(Dataset items)
"""
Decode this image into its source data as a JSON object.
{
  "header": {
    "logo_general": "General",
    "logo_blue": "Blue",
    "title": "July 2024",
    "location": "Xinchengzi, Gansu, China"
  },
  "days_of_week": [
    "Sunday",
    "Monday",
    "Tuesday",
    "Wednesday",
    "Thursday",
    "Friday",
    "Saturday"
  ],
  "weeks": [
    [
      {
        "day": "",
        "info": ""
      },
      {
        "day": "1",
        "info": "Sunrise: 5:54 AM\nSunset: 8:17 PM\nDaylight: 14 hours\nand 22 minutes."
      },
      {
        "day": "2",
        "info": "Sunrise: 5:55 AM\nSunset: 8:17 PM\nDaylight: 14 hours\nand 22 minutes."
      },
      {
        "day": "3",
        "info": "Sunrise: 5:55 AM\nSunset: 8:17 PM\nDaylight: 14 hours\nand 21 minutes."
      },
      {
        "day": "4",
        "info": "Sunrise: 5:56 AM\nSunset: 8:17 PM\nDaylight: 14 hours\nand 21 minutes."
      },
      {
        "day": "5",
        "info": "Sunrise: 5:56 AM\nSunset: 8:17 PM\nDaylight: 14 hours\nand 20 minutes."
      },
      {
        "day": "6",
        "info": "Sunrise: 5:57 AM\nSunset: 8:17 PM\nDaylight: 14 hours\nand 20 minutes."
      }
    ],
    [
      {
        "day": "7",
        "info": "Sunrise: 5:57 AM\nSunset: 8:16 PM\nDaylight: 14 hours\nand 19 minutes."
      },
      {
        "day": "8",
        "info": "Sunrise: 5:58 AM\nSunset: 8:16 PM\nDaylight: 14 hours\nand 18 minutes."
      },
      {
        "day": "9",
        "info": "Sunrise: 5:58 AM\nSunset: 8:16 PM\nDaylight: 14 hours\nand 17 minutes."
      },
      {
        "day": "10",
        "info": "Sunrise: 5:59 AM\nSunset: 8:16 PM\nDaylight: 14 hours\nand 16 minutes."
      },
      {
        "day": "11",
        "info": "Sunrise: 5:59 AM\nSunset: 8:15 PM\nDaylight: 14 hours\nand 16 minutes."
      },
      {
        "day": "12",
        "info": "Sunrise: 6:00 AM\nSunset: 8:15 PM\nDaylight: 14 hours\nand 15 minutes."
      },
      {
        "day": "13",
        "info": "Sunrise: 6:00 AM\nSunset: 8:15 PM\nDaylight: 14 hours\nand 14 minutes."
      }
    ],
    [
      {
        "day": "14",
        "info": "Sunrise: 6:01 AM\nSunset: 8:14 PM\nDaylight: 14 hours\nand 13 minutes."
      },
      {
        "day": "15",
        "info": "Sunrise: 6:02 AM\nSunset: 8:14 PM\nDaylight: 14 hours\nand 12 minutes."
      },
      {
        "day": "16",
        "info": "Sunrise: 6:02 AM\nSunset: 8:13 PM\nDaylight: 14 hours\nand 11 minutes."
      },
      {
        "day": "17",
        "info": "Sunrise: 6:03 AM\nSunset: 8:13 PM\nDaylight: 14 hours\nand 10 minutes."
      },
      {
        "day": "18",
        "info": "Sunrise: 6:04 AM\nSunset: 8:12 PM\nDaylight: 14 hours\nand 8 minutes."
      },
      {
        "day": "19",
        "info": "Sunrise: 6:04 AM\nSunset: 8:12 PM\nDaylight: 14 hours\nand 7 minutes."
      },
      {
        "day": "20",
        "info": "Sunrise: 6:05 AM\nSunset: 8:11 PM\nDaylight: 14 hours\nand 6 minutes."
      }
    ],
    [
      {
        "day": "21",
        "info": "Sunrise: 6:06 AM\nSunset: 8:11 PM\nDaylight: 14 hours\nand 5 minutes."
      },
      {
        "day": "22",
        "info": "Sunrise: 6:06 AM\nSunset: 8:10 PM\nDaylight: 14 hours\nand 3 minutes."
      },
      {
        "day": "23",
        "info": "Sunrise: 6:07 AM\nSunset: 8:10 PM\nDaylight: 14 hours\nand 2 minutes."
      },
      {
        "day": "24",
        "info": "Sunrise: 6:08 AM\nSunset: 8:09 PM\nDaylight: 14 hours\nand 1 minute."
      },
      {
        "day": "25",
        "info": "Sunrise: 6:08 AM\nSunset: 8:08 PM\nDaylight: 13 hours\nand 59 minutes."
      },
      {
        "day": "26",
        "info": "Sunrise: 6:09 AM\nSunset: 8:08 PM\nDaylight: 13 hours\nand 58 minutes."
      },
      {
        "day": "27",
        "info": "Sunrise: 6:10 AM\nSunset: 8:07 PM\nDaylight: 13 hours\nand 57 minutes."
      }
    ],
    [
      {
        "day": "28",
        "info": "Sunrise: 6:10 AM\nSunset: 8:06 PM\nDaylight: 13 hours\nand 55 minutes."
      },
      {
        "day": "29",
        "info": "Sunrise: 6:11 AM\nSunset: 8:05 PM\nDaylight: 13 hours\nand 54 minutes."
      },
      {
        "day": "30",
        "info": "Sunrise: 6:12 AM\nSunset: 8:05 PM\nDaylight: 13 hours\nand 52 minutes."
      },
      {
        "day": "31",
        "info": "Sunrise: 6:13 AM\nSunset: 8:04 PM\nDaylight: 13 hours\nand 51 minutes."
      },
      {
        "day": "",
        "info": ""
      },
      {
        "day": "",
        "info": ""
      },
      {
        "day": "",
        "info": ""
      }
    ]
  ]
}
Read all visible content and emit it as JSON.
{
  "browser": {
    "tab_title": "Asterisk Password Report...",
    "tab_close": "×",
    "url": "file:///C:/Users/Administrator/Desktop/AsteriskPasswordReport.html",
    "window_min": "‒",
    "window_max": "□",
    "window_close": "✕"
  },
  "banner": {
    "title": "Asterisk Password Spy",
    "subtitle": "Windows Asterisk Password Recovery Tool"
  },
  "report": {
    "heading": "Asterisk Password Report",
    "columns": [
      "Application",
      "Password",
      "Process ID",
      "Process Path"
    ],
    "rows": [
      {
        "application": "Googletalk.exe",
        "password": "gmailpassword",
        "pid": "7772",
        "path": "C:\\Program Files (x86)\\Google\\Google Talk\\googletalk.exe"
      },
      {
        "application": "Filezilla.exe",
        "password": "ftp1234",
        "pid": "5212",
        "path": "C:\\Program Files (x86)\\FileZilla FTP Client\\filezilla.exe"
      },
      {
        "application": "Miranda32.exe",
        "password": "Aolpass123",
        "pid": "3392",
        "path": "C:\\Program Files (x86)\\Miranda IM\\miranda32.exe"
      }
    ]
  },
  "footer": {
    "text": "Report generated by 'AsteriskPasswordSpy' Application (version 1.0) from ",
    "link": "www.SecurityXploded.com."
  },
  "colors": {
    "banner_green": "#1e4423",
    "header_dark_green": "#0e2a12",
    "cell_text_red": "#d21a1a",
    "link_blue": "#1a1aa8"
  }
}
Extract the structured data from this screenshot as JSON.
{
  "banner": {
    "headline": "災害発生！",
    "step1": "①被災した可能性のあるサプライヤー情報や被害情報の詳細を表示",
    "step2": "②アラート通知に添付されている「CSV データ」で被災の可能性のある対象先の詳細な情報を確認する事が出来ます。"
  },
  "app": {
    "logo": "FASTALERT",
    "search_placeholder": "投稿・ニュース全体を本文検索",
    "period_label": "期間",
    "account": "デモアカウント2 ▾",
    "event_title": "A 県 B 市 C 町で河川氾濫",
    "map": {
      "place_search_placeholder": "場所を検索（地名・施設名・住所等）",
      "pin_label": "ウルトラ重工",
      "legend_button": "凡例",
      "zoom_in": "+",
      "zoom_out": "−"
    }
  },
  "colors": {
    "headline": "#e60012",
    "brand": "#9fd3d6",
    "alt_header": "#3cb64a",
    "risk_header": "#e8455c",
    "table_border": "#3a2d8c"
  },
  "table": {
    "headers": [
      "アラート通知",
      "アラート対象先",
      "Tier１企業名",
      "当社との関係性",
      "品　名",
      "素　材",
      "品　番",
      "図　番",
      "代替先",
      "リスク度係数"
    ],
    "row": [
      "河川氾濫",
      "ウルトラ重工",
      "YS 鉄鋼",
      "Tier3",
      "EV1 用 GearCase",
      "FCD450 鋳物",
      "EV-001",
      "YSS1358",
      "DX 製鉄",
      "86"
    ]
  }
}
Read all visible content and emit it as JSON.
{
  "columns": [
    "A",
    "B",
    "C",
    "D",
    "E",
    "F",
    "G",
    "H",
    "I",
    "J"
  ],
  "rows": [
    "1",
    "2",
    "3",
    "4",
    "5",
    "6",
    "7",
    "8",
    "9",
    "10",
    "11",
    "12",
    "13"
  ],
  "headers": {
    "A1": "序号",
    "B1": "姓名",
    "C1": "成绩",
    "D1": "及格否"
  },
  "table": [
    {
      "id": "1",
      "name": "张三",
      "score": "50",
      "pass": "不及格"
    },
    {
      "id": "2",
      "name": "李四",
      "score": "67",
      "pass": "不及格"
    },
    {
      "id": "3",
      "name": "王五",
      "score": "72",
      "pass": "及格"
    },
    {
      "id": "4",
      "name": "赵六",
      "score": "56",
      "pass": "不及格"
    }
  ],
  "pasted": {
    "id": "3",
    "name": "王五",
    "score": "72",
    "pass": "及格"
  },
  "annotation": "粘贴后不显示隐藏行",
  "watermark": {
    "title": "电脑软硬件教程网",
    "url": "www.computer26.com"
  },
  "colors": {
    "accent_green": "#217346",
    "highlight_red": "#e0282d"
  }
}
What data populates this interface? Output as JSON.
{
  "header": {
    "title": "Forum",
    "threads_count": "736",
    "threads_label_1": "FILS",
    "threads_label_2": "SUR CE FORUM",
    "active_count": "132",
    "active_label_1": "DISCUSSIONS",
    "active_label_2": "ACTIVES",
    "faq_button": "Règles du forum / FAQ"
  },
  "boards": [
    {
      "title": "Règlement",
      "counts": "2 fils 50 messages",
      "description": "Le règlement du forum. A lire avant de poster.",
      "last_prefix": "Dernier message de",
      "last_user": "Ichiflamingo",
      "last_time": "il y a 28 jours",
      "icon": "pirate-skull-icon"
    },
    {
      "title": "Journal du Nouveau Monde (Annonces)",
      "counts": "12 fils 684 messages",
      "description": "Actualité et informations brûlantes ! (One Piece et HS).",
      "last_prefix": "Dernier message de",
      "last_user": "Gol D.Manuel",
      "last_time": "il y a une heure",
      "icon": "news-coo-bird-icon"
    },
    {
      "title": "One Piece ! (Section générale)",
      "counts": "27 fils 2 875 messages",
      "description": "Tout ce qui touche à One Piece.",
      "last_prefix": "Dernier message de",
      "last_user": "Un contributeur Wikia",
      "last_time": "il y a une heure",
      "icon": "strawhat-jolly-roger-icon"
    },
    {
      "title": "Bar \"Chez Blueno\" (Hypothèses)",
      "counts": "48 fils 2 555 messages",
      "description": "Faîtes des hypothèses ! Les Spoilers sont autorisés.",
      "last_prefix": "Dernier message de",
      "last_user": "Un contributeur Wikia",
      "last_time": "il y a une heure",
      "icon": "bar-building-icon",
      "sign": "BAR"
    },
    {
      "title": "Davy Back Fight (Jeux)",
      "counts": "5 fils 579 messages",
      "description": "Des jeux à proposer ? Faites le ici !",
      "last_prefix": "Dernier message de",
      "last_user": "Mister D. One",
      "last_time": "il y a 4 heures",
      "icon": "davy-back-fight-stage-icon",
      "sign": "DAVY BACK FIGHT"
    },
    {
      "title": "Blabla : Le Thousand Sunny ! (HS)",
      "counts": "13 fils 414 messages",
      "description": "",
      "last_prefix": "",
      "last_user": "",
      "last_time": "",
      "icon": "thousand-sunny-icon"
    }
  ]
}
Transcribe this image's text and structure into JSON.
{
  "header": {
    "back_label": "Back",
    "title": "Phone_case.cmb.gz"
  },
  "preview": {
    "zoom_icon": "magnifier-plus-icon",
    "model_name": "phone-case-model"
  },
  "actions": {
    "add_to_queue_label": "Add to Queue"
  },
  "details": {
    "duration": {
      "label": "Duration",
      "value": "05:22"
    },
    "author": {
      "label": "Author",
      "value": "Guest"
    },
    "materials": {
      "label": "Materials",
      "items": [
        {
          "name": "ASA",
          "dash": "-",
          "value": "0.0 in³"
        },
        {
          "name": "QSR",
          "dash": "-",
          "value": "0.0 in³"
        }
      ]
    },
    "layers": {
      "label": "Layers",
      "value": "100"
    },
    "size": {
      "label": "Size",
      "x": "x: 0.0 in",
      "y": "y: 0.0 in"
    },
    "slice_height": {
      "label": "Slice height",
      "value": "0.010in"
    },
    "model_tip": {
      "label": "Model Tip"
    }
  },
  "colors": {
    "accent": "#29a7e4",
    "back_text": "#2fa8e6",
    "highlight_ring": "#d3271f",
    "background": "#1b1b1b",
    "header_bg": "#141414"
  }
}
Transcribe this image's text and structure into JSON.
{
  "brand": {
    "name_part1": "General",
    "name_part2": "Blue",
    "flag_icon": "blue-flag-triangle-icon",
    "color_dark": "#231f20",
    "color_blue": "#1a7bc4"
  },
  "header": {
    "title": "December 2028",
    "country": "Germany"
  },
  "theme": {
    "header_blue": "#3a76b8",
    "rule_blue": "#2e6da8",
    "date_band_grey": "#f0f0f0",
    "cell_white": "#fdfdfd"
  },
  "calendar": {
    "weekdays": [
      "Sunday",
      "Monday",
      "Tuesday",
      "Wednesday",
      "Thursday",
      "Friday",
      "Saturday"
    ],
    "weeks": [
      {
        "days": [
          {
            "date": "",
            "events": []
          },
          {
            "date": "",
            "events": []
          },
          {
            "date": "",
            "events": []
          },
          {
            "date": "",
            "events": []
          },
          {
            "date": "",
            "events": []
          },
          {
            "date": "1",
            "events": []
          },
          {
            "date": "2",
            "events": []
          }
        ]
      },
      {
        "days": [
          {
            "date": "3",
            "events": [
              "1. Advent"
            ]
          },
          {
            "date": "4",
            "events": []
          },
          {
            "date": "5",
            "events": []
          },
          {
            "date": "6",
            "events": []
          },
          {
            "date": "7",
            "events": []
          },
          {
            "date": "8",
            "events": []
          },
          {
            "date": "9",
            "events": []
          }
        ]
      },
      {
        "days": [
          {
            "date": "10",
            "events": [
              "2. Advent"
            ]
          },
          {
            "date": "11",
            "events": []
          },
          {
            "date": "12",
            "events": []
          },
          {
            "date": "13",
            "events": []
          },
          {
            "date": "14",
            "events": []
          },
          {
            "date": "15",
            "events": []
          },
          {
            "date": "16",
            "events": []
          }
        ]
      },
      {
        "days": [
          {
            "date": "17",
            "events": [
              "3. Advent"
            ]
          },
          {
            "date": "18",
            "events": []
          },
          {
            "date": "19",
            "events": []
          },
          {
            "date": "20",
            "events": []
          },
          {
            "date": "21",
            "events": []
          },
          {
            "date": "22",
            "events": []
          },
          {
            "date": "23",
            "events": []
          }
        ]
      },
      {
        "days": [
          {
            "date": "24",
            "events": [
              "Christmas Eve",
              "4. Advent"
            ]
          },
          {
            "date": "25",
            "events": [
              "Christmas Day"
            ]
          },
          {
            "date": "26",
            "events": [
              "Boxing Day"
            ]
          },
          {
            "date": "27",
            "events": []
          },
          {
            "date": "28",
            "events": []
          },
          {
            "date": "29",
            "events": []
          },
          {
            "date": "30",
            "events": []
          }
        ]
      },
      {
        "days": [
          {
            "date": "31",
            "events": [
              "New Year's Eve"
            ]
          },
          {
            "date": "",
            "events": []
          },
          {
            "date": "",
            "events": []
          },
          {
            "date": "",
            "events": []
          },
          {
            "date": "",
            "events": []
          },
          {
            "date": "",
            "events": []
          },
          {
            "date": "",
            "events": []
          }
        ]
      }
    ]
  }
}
"""
Return a copy of every line that includes the word "score".

REPLY
      "score": "50",
      "score": "67",
      "score": "72",
      "score": "56",
    "score": "72",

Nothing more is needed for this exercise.